EXCERPTED PASSAGE =
◆ ◆ ◆ ◆ ◆ ◆ ◆
Quintin Paredes, Professorial Lecturer on Criminal Law.

Enrique Altavas, Lecturer on Land Registration and Mortgages.

NOVEMBER, NINETEEN HUNDRED AND SEVENTEEN

NOTE AND COMMENT

RAMÓN R. SAN JOSE, Senior

Editor

THE RIGHT OF THE UNITED STATES TO ADMIT THE PHILIPPINE ISLANDS INTO THE UNION AS A STATE, TO CEDE TO A FOREIGN POWER, OR TO DECLARE INDEPENDENT

"These three constitute the broad constitutional possibilities open to the United States in dealing with the Philippine Islands," says Mr. Justice Malcolm in an article which appeared in the American Law Review. (Vol. LI, p 543; July-August, 1917.)

After enumerating the express and implied powers of the Congress of the United States to "dispose of" acquired territories, the author discusses at length the Philippine question from the constitutional point of view. Thus he states, "Under the Constitution, under sovereignty, under the treaty of cession, and under political policy is a general premise that the future of the Philippines, whatever it may be, is given into the hands of Congress."

THE RIGHT OF THE UNITED STATES TO ADMIT THE PHILIPPINE ISLANDS INTO THE UNION AS A STATE

Our former dean is of the opinion that "this is a contingency which is unlikely to happen. The United States has never committed or obligated herself to giving

the Filipinos immediate or even ultimate statehood. The American people have never favored incorporation of an alien people living at a great distance into the family of states. The Filipino people, with the decadence of the Federal Party, (predecessor of the Partido Progresista) manifest no desire for such a status." Granting, however, that both Americans and Filipinos are in favor of incorporation, will the act be constitutional, be legal? In the Insular Cases, the U. S. Supreme Court has recognized-so says Mr. Justice Malcolm-that the Philippines could be incorporated into the United States when Congress shall see fit, and that they might "be introduced into the sisterhood of states." Furthermore, "the Constitution expressly [grants to Congress [the power to erect new states out of acquired territory to be received into the Union."

THE RIGHT OF THE UNITED STATES TO CEDE THE PHILIPPINE ISLANDS TO A FOREIGN POWER

The author believes that this is a "possibility which is unlikely to be seriously considered," as it would be incompatible with American honor and the United States "would lose commercially thereby with no reciprocal gains." Besides, the Filipinos "would stoutly resist being bartered off like chattels, and would regard it as a dastardly betrayal of American trust." Looking upon the question, however, from its legal standpoint, Mr. Justice Malcolm affirms that although "there is no express provision of the Constitution authorizing a transfer of territory in the possession of the United States to another power," yet according to the precedent established by the Louisiana purchase and the principle of sovereignty, the United States may dispose of its territory. The U. S. Supreme Court has held that "when territory is once acquired by treaty, it belongs to the United States, and is subject to the disposition of Congress." Hence, the right of the United States to alienate the Philippines, an unincorporated territory, is based "on the fundamental principle of sovereignty, re-enforced to an extent by the very fact that territory in this position is not yet a part of the United States." In consequence, if a treaty for the sale of the Philippine Islands is entered into by the United States with a foreign power, "a citizen could with difficulty restrain fulfillment."
◆ ◆ ◆ ◆ ◆ ◆ ◆
SUPPLIED INFORMATION =
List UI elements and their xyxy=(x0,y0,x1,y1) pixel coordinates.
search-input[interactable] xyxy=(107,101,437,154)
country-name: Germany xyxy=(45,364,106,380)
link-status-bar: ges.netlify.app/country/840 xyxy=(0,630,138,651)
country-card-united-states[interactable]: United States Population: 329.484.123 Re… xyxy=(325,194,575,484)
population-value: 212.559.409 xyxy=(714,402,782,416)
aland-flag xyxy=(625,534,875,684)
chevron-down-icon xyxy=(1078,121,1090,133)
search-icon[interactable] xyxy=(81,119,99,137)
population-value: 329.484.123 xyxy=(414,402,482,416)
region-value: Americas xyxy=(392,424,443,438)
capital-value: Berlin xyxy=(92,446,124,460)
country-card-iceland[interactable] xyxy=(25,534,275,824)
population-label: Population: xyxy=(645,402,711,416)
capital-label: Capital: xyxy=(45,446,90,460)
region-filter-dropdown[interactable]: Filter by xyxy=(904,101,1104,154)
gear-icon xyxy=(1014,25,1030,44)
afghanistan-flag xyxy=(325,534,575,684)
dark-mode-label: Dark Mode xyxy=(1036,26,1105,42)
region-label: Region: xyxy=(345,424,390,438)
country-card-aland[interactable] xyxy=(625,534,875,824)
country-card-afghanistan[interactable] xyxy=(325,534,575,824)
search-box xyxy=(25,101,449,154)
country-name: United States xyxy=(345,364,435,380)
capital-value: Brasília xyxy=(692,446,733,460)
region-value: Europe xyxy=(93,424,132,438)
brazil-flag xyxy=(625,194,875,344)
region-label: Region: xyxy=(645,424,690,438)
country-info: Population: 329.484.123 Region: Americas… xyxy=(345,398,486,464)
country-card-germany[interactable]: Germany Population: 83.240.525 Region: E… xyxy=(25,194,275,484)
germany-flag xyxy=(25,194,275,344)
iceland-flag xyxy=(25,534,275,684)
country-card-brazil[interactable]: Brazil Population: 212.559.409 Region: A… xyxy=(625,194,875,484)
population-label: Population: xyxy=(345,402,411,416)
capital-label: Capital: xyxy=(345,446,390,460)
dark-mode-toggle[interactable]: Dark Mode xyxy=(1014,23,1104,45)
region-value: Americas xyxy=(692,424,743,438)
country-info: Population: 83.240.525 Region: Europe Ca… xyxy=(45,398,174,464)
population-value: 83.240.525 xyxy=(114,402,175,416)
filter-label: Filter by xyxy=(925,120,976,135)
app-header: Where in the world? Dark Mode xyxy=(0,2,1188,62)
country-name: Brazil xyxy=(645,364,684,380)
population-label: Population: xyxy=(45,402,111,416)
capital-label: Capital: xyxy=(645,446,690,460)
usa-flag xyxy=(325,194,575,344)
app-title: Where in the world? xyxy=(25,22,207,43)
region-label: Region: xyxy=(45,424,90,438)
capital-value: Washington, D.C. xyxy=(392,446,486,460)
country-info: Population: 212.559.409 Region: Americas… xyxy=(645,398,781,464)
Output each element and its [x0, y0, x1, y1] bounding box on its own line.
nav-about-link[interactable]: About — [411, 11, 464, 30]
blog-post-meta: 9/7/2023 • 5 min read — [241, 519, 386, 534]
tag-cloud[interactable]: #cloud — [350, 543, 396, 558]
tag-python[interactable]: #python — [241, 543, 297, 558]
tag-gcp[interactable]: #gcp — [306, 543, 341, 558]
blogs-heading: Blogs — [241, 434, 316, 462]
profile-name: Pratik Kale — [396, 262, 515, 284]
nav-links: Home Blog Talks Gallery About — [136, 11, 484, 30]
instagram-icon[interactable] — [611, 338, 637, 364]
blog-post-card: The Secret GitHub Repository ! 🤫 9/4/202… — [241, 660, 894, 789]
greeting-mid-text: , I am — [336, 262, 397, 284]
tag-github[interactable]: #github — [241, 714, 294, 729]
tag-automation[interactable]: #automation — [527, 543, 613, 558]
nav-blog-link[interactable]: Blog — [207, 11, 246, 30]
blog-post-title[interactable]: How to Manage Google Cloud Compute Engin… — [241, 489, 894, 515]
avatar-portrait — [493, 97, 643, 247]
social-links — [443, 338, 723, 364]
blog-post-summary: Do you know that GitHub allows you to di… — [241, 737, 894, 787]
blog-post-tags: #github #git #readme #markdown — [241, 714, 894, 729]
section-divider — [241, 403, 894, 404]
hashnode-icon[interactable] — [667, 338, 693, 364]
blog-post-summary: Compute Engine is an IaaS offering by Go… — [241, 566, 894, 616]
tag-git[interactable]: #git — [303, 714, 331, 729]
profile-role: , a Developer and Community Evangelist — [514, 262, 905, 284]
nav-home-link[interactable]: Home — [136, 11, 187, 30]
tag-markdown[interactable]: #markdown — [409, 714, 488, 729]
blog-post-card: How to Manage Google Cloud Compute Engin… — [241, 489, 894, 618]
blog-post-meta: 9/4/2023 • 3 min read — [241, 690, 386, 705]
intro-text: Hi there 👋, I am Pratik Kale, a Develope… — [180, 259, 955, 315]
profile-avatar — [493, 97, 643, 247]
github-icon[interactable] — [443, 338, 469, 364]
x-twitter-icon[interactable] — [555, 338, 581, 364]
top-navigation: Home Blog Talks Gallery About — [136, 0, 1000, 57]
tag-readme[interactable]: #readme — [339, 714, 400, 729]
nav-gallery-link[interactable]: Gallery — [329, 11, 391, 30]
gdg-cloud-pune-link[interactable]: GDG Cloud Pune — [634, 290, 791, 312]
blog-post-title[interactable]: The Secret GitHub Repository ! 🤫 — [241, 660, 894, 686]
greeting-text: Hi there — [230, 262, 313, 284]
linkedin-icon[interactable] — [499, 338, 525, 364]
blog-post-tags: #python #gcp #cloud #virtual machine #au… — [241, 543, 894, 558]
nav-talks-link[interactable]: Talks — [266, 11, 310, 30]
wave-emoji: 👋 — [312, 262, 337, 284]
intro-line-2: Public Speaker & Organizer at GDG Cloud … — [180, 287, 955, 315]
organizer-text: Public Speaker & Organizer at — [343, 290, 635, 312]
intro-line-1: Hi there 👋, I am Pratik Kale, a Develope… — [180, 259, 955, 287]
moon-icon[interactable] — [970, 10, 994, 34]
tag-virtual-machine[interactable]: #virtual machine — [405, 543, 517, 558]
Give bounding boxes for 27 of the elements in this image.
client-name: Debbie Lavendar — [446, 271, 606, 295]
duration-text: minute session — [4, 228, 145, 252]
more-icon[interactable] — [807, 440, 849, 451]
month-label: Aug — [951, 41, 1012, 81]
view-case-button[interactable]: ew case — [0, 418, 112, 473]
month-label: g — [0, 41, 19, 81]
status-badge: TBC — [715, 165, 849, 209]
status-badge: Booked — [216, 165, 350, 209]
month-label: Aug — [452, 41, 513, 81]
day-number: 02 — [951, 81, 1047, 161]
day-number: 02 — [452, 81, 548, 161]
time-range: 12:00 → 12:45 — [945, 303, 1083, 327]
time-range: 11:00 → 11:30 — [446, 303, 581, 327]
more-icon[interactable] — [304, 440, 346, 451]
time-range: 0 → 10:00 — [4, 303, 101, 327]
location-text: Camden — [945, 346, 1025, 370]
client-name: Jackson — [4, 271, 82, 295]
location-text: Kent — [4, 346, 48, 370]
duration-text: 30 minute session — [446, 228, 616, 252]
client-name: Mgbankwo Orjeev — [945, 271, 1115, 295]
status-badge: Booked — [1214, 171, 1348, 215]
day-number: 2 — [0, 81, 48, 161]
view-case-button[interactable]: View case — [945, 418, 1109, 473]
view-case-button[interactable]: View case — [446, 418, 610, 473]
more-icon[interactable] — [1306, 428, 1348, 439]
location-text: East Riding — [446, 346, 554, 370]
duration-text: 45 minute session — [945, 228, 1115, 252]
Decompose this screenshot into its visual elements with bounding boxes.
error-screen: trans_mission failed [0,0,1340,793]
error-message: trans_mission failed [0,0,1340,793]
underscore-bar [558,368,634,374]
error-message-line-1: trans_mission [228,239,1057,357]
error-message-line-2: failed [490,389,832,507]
◆ ◆ ◆ ◆ ◆ ◆ ◆
WORK TO BE COMPLETED = Summarize the article passage in three sentences. The rows that come before this sentence are separate material and have no connection to the article passage.

THE REPLY = In an American Law Review article, Mr. Justice Malcolm treats statehood, cession to a foreign power and independence as the three constitutional possibilities open to the United States regarding the Philippine Islands, whose future he says is in the hands of Congress. He considers statehood unlikely, yet notes that the U.S. Supreme Court has recognized that the islands could be incorporated and that the Constitution grants Congress the power to erect new states out of acquired territory. He also views cession to a foreign power as unlikely to be seriously considered, but holds that the Louisiana purchase precedent and the principle of sovereignty would allow the United States to dispose of the islands as an unincorporated territory.